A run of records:

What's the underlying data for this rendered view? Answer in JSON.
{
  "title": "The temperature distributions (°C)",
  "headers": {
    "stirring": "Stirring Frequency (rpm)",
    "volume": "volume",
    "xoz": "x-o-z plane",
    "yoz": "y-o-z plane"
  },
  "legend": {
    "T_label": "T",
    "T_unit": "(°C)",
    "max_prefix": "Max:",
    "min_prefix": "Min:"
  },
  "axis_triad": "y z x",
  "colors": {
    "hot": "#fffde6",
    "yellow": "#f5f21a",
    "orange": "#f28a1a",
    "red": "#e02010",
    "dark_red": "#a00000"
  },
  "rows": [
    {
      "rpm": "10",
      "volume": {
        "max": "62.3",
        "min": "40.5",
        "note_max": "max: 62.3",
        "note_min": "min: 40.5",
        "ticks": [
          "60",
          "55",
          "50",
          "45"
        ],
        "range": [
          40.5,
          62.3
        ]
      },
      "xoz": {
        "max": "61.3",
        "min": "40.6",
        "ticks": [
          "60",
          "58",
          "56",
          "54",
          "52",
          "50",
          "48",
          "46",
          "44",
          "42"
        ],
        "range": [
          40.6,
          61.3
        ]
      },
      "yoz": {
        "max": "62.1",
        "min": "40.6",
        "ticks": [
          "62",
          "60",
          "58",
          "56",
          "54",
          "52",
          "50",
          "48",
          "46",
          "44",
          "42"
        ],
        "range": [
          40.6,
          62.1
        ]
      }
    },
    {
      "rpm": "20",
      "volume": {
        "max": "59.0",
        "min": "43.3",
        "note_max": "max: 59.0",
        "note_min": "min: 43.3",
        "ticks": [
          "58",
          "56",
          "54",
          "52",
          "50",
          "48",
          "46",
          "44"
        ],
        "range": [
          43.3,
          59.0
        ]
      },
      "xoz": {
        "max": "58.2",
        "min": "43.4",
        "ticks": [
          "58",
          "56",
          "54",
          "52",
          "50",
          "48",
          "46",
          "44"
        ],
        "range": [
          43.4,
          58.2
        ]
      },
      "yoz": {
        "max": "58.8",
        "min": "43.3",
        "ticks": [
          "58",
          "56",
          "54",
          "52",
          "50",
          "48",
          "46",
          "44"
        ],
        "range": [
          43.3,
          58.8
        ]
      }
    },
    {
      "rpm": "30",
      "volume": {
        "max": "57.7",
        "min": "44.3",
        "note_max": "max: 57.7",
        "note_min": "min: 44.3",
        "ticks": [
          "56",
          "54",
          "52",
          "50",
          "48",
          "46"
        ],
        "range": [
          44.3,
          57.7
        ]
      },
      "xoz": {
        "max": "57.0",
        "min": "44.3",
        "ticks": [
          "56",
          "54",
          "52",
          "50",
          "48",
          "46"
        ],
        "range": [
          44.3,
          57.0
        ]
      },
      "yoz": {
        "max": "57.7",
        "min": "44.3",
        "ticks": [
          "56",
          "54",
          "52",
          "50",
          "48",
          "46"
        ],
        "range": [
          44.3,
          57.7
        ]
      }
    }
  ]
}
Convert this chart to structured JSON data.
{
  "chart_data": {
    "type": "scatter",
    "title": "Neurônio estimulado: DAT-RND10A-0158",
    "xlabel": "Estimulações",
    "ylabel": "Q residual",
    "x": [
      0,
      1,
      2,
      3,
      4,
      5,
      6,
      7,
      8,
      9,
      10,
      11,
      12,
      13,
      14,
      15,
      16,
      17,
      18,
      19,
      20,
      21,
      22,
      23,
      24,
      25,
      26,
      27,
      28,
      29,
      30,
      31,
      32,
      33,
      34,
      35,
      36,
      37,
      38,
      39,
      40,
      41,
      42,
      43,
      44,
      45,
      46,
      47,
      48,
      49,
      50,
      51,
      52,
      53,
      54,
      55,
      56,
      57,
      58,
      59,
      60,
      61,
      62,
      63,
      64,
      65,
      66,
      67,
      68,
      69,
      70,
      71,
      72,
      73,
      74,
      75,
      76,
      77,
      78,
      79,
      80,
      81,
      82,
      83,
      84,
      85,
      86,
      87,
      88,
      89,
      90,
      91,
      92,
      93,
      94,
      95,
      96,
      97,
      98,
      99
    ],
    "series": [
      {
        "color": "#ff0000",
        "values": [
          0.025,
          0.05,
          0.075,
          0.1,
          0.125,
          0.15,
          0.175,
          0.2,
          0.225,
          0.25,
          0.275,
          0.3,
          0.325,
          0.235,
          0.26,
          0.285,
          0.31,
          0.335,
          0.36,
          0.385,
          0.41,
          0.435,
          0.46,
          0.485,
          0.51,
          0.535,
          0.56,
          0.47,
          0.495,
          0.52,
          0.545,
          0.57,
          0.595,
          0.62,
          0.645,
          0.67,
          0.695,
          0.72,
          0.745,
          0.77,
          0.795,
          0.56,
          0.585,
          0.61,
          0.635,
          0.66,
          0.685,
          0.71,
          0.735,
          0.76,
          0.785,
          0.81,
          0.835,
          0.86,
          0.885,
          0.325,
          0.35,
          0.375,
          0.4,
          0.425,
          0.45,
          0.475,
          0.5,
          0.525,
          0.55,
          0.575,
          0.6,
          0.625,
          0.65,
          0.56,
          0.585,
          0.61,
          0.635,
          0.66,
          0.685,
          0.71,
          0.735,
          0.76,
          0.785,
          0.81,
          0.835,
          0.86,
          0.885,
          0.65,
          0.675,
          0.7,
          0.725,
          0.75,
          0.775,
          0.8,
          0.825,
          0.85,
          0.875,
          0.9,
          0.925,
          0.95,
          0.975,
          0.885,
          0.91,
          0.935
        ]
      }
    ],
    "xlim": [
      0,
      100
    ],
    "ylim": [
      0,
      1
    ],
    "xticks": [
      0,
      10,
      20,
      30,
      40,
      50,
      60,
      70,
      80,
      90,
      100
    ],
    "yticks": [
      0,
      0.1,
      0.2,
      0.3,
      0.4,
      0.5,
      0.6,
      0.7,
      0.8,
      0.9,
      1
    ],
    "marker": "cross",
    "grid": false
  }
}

◆ Directions: Output the listing above exactly as it appears.

◆ Solved exercise:
What's the underlying data for this rendered view? Answer in JSON.
{
  "title": "The temperature distributions (°C)",
  "headers": {
    "stirring": "Stirring Frequency (rpm)",
    "volume": "volume",
    "xoz": "x-o-z plane",
    "yoz": "y-o-z plane"
  },
  "legend": {
    "T_label": "T",
    "T_unit": "(°C)",
    "max_prefix": "Max:",
    "min_prefix": "Min:"
  },
  "axis_triad": "y z x",
  "colors": {
    "hot": "#fffde6",
    "yellow": "#f5f21a",
    "orange": "#f28a1a",
    "red": "#e02010",
    "dark_red": "#a00000"
  },
  "rows": [
    {
      "rpm": "10",
      "volume": {
        "max": "62.3",
        "min": "40.5",
        "note_max": "max: 62.3",
        "note_min": "min: 40.5",
        "ticks": [
          "60",
          "55",
          "50",
          "45"
        ],
        "range": [
          40.5,
          62.3
        ]
      },
      "xoz": {
        "max": "61.3",
        "min": "40.6",
        "ticks": [
          "60",
          "58",
          "56",
          "54",
          "52",
          "50",
          "48",
          "46",
          "44",
          "42"
        ],
        "range": [
          40.6,
          61.3
        ]
      },
      "yoz": {
        "max": "62.1",
        "min": "40.6",
        "ticks": [
          "62",
          "60",
          "58",
          "56",
          "54",
          "52",
          "50",
          "48",
          "46",
          "44",
          "42"
        ],
        "range": [
          40.6,
          62.1
        ]
      }
    },
    {
      "rpm": "20",
      "volume": {
        "max": "59.0",
        "min": "43.3",
        "note_max": "max: 59.0",
        "note_min": "min: 43.3",
        "ticks": [
          "58",
          "56",
          "54",
          "52",
          "50",
          "48",
          "46",
          "44"
        ],
        "range": [
          43.3,
          59.0
        ]
      },
      "xoz": {
        "max": "58.2",
        "min": "43.4",
        "ticks": [
          "58",
          "56",
          "54",
          "52",
          "50",
          "48",
          "46",
          "44"
        ],
        "range": [
          43.4,
          58.2
        ]
      },
      "yoz": {
        "max": "58.8",
        "min": "43.3",
        "ticks": [
          "58",
          "56",
          "54",
          "52",
          "50",
          "48",
          "46",
          "44"
        ],
        "range": [
          43.3,
          58.8
        ]
      }
    },
    {
      "rpm": "30",
      "volume": {
        "max": "57.7",
        "min": "44.3",
        "note_max": "max: 57.7",
        "note_min": "min: 44.3",
        "ticks": [
          "56",
          "54",
          "52",
          "50",
          "48",
          "46"
        ],
        "range": [
          44.3,
          57.7
        ]
      },
      "xoz": {
        "max": "57.0",
        "min": "44.3",
        "ticks": [
          "56",
          "54",
          "52",
          "50",
          "48",
          "46"
        ],
        "range": [
          44.3,
          57.0
        ]
      },
      "yoz": {
        "max": "57.7",
        "min": "44.3",
        "ticks": [
          "56",
          "54",
          "52",
          "50",
          "48",
          "46"
        ],
        "range": [
          44.3,
          57.7
        ]
      }
    }
  ]
}
Convert this chart to structured JSON data.
{
  "chart_data": {
    "type": "scatter",
    "title": "Neurônio estimulado: DAT-RND10A-0158",
    "xlabel": "Estimulações",
    "ylabel": "Q residual",
    "x": [
      0,
      1,
      2,
      3,
      4,
      5,
      6,
      7,
      8,
      9,
      10,
      11,
      12,
      13,
      14,
      15,
      16,
      17,
      18,
      19,
      20,
      21,
      22,
      23,
      24,
      25,
      26,
      27,
      28,
      29,
      30,
      31,
      32,
      33,
      34,
      35,
      36,
      37,
      38,
      39,
      40,
      41,
      42,
      43,
      44,
      45,
      46,
      47,
      48,
      49,
      50,
      51,
      52,
      53,
      54,
      55,
      56,
      57,
      58,
      59,
      60,
      61,
      62,
      63,
      64,
      65,
      66,
      67,
      68,
      69,
      70,
      71,
      72,
      73,
      74,
      75,
      76,
      77,
      78,
      79,
      80,
      81,
      82,
      83,
      84,
      85,
      86,
      87,
      88,
      89,
      90,
      91,
      92,
      93,
      94,
      95,
      96,
      97,
      98,
      99
    ],
    "series": [
      {
        "color": "#ff0000",
        "values": [
          0.025,
          0.05,
          0.075,
          0.1,
          0.125,
          0.15,
          0.175,
          0.2,
          0.225,
          0.25,
          0.275,
          0.3,
          0.325,
          0.235,
          0.26,
          0.285,
          0.31,
          0.335,
          0.36,
          0.385,
          0.41,
          0.435,
          0.46,
          0.485,
          0.51,
          0.535,
          0.56,
          0.47,
          0.495,
          0.52,
          0.545,
          0.57,
          0.595,
          0.62,
          0.645,
          0.67,
          0.695,
          0.72,
          0.745,
          0.77,
          0.795,
          0.56,
          0.585,
          0.61,
          0.635,
          0.66,
          0.685,
          0.71,
          0.735,
          0.76,
          0.785,
          0.81,
          0.835,
          0.86,
          0.885,
          0.325,
          0.35,
          0.375,
          0.4,
          0.425,
          0.45,
          0.475,
          0.5,
          0.525,
          0.55,
          0.575,
          0.6,
          0.625,
          0.65,
          0.56,
          0.585,
          0.61,
          0.635,
          0.66,
          0.685,
          0.71,
          0.735,
          0.76,
          0.785,
          0.81,
          0.835,
          0.86,
          0.885,
          0.65,
          0.675,
          0.7,
          0.725,
          0.75,
          0.775,
          0.8,
          0.825,
          0.85,
          0.875,
          0.9,
          0.925,
          0.95,
          0.975,
          0.885,
          0.91,
          0.935
        ]
      }
    ],
    "xlim": [
      0,
      100
    ],
    "ylim": [
      0,
      1
    ],
    "xticks": [
      0,
      10,
      20,
      30,
      40,
      50,
      60,
      70,
      80,
      90,
      100
    ],
    "yticks": [
      0,
      0.1,
      0.2,
      0.3,
      0.4,
      0.5,
      0.6,
      0.7,
      0.8,
      0.9,
      1
    ],
    "marker": "cross",
    "grid": false
  }
}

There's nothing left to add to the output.